───── Provided material ─────
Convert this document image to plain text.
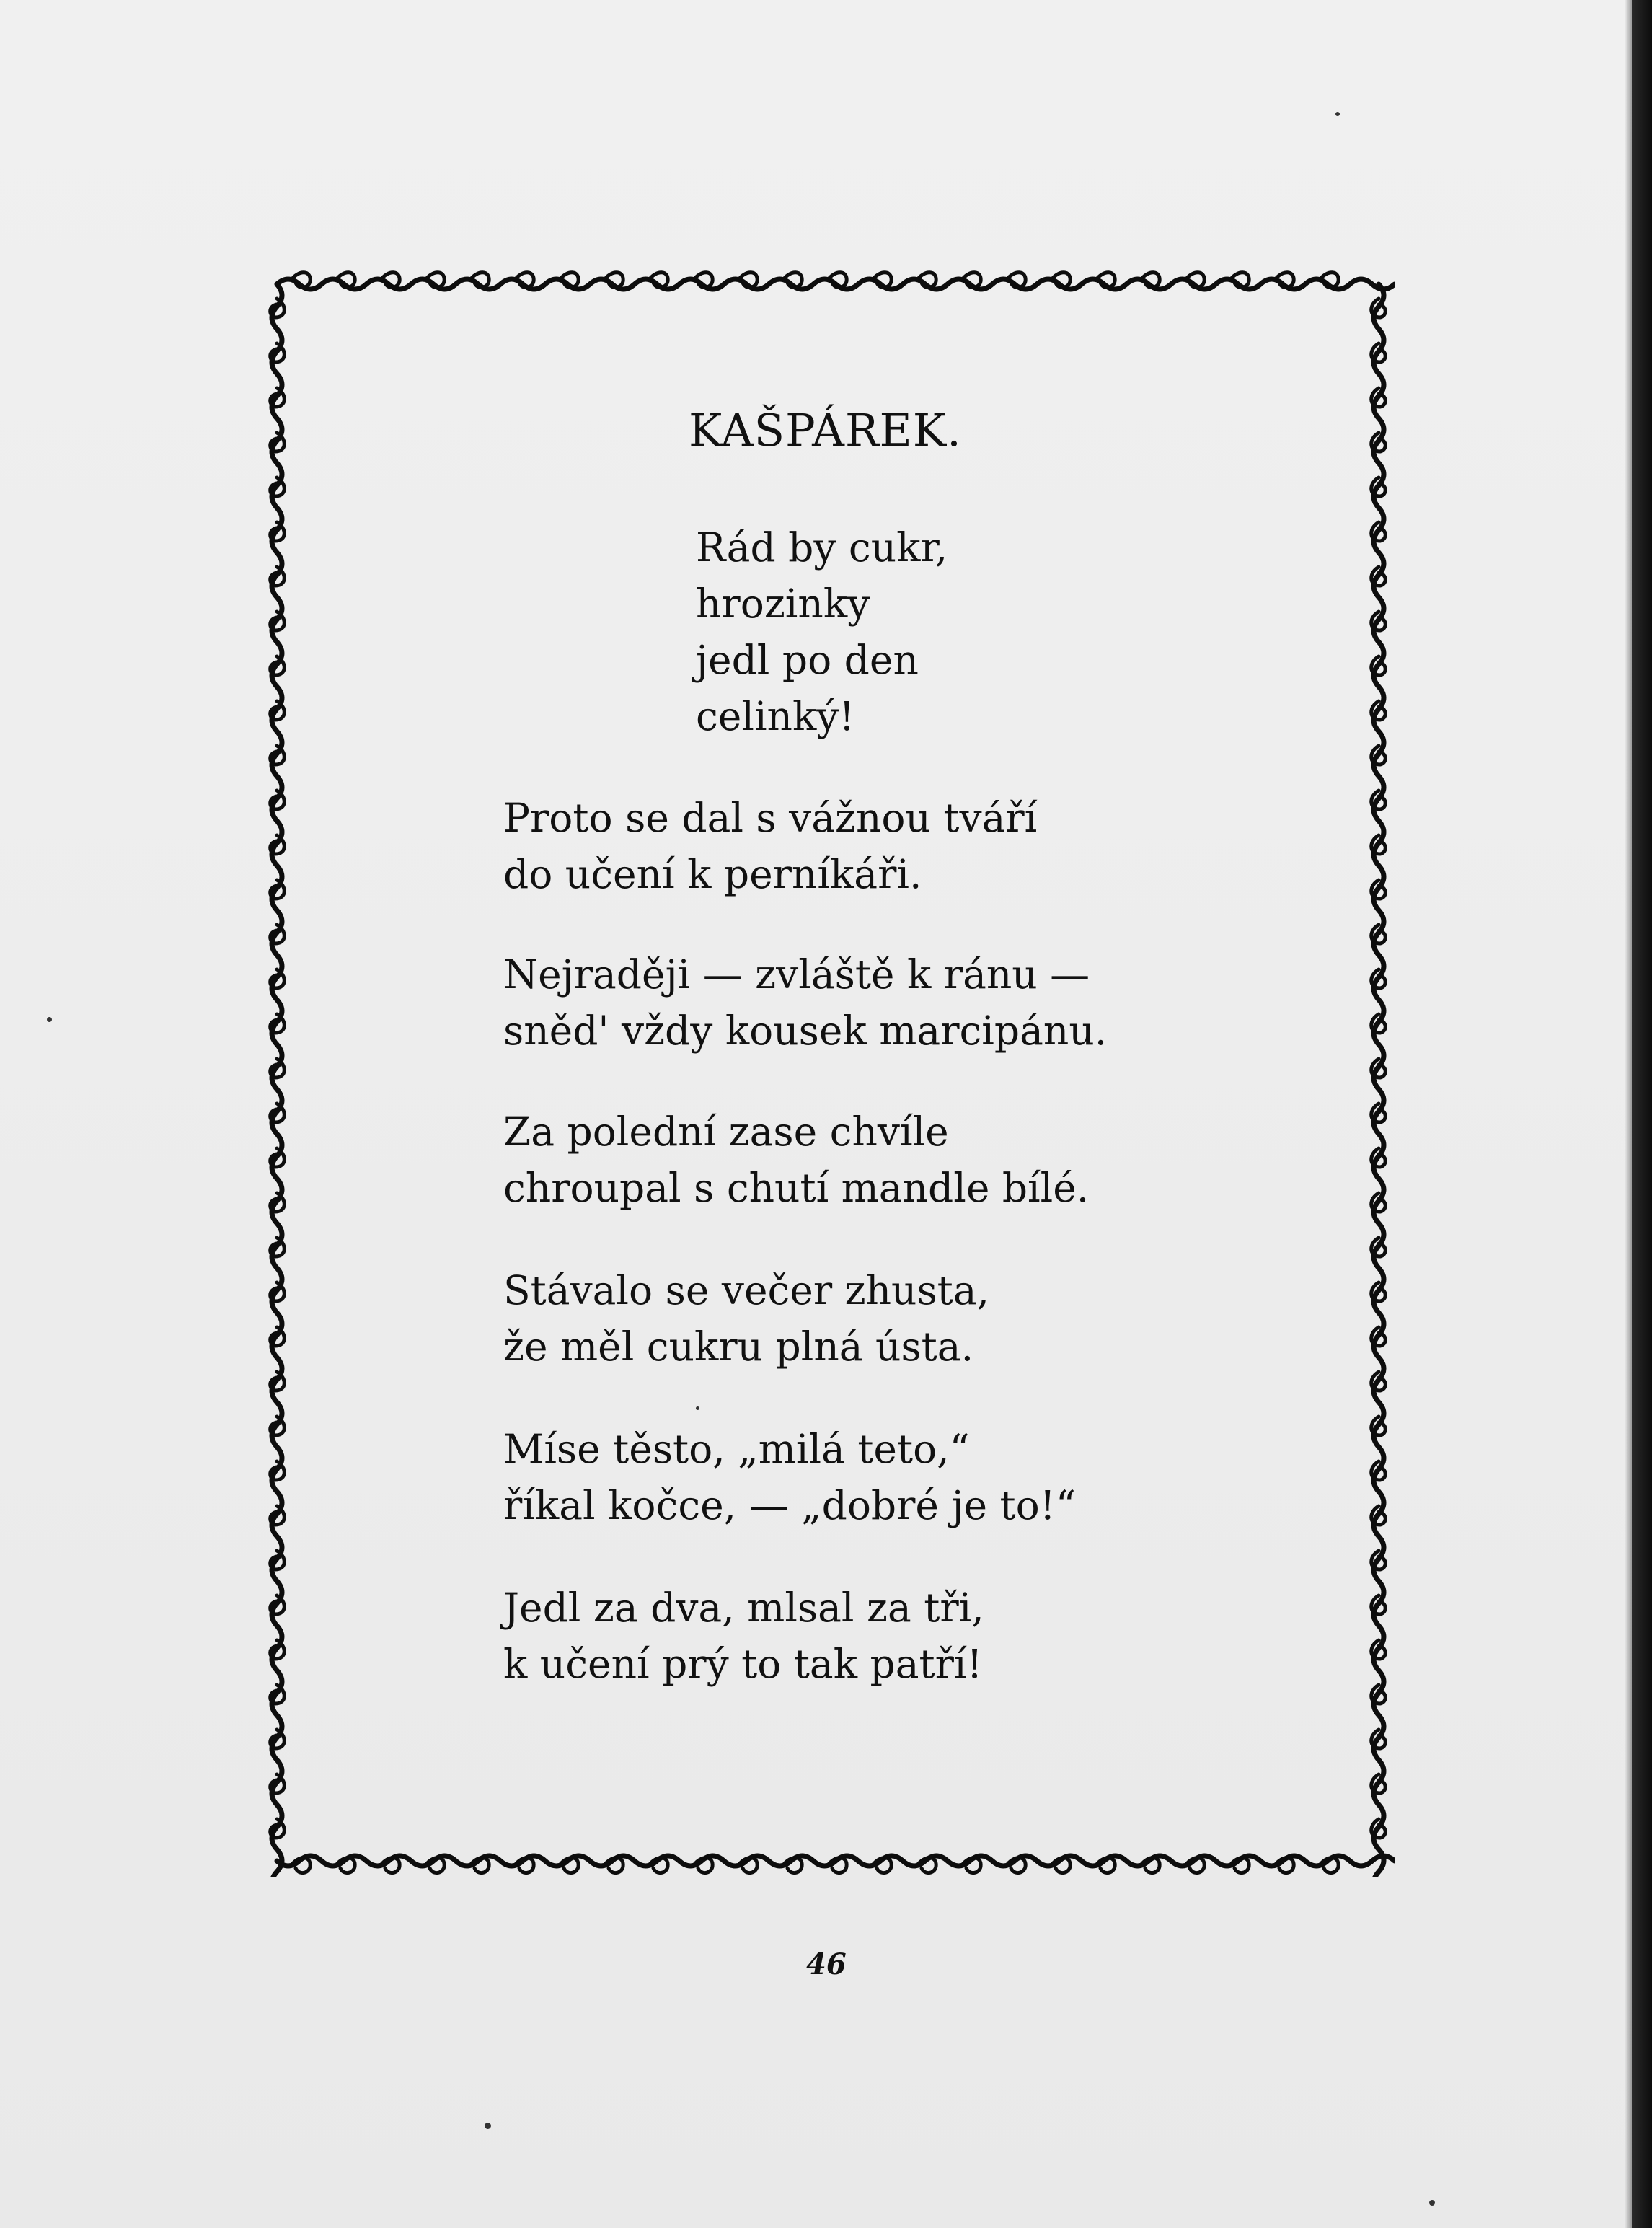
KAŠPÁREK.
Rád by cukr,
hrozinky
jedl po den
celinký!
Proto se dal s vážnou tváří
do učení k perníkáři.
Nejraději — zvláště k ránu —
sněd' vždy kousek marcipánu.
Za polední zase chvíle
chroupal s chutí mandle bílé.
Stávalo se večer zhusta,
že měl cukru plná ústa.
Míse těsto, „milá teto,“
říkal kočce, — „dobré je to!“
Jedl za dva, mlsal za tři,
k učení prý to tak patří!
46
─────
───── Provided material ─────
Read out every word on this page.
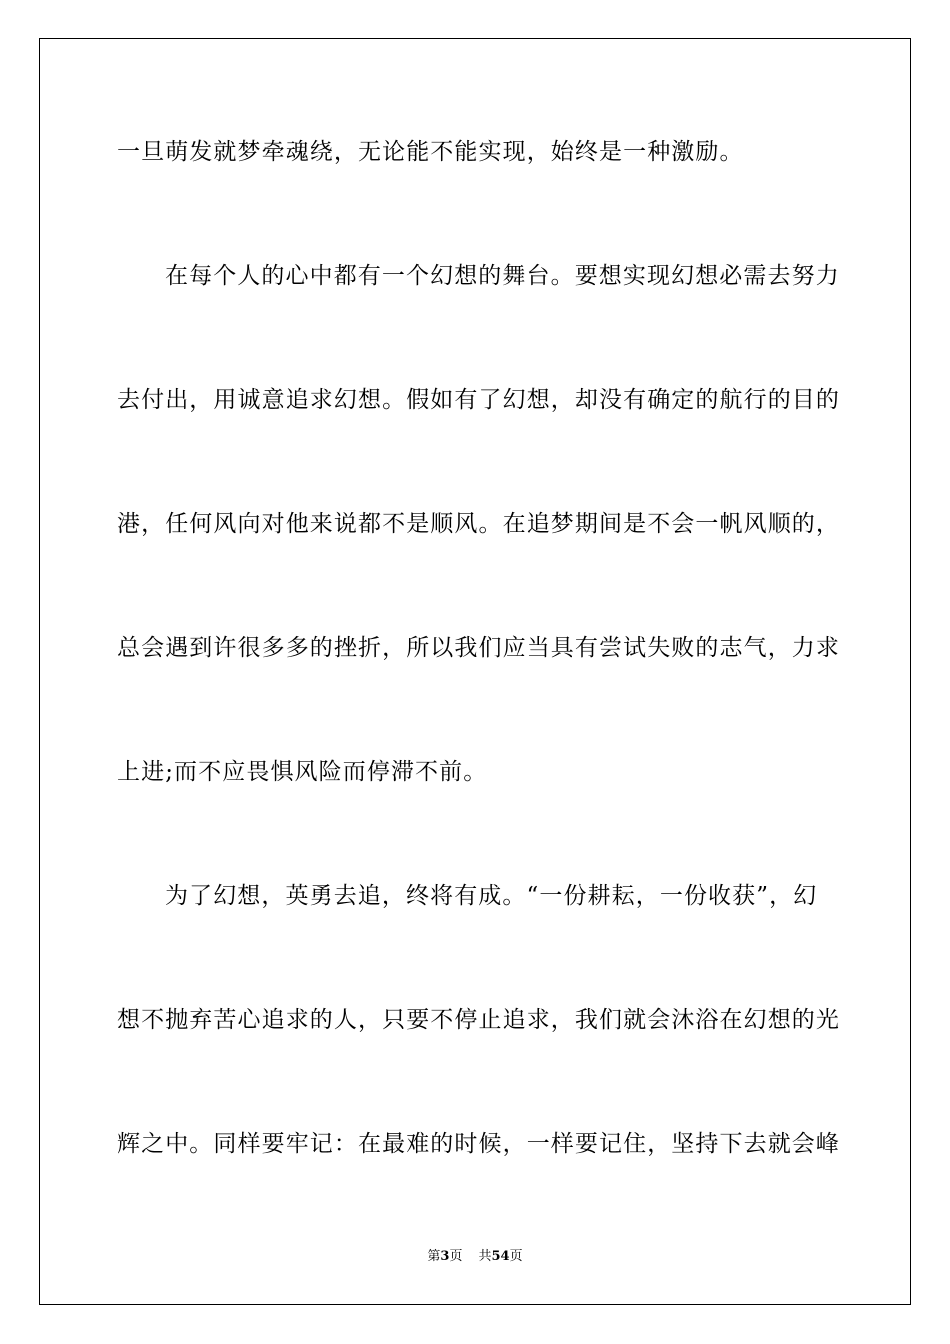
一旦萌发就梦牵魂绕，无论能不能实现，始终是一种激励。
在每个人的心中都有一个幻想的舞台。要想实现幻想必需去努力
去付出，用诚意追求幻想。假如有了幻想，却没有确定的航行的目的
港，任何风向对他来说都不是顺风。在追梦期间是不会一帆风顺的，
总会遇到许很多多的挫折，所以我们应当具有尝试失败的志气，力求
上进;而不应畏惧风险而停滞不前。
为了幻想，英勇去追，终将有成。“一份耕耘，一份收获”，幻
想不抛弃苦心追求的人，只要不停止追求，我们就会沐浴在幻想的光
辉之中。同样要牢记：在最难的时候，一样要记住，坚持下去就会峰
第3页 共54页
─────
*Stated exercise*. Your answer should be a single number: the count of lines in the entries that contain the word "učení".

*The response*. 2